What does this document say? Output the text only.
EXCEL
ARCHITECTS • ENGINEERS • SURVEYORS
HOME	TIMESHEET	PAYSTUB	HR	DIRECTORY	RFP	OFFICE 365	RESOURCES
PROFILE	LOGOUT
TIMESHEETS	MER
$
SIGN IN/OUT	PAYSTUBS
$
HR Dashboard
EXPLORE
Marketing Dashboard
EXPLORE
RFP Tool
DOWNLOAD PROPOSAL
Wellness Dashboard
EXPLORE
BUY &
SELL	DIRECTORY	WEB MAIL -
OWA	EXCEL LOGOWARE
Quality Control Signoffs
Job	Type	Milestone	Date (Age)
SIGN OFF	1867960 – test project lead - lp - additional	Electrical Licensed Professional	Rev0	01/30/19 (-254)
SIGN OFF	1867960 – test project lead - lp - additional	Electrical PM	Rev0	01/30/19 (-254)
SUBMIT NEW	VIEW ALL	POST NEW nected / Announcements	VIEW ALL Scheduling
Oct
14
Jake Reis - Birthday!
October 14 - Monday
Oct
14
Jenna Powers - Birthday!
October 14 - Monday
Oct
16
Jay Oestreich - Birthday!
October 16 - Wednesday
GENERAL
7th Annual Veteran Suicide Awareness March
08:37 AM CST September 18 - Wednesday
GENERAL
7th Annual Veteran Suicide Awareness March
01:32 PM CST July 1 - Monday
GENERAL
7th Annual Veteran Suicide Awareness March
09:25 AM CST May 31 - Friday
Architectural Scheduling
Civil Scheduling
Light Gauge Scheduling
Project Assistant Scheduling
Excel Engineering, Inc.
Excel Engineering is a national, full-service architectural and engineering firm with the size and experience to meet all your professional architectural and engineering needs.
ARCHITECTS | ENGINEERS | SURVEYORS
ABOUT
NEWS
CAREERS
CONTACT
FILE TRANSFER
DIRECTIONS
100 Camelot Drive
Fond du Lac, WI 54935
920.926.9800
________
WRITTEN EXERCISE —
Print again each line of the listing above, exactly as it appears.

EXERCISE OUTPUT —
What does this document say? Output the text only.
EXCEL
ARCHITECTS • ENGINEERS • SURVEYORS
HOME	TIMESHEET	PAYSTUB	HR	DIRECTORY	RFP	OFFICE 365	RESOURCES
PROFILE	LOGOUT
TIMESHEETS	MER
$
SIGN IN/OUT	PAYSTUBS
$
HR Dashboard
EXPLORE
Marketing Dashboard
EXPLORE
RFP Tool
DOWNLOAD PROPOSAL
Wellness Dashboard
EXPLORE
BUY &
SELL	DIRECTORY	WEB MAIL -
OWA	EXCEL LOGOWARE
Quality Control Signoffs
Job	Type	Milestone	Date (Age)
SIGN OFF	1867960 – test project lead - lp - additional	Electrical Licensed Professional	Rev0	01/30/19 (-254)
SIGN OFF	1867960 – test project lead - lp - additional	Electrical PM	Rev0	01/30/19 (-254)
SUBMIT NEW	VIEW ALL	POST NEW nected / Announcements	VIEW ALL Scheduling
Oct
14
Jake Reis - Birthday!
October 14 - Monday
Oct
14
Jenna Powers - Birthday!
October 14 - Monday
Oct
16
Jay Oestreich - Birthday!
October 16 - Wednesday
GENERAL
7th Annual Veteran Suicide Awareness March
08:37 AM CST September 18 - Wednesday
GENERAL
7th Annual Veteran Suicide Awareness March
01:32 PM CST July 1 - Monday
GENERAL
7th Annual Veteran Suicide Awareness March
09:25 AM CST May 31 - Friday
Architectural Scheduling
Civil Scheduling
Light Gauge Scheduling
Project Assistant Scheduling
Excel Engineering, Inc.
Excel Engineering is a national, full-service architectural and engineering firm with the size and experience to meet all your professional architectural and engineering needs.
ARCHITECTS | ENGINEERS | SURVEYORS
ABOUT
NEWS
CAREERS
CONTACT
FILE TRANSFER
DIRECTIONS
100 Camelot Drive
Fond du Lac, WI 54935
920.926.9800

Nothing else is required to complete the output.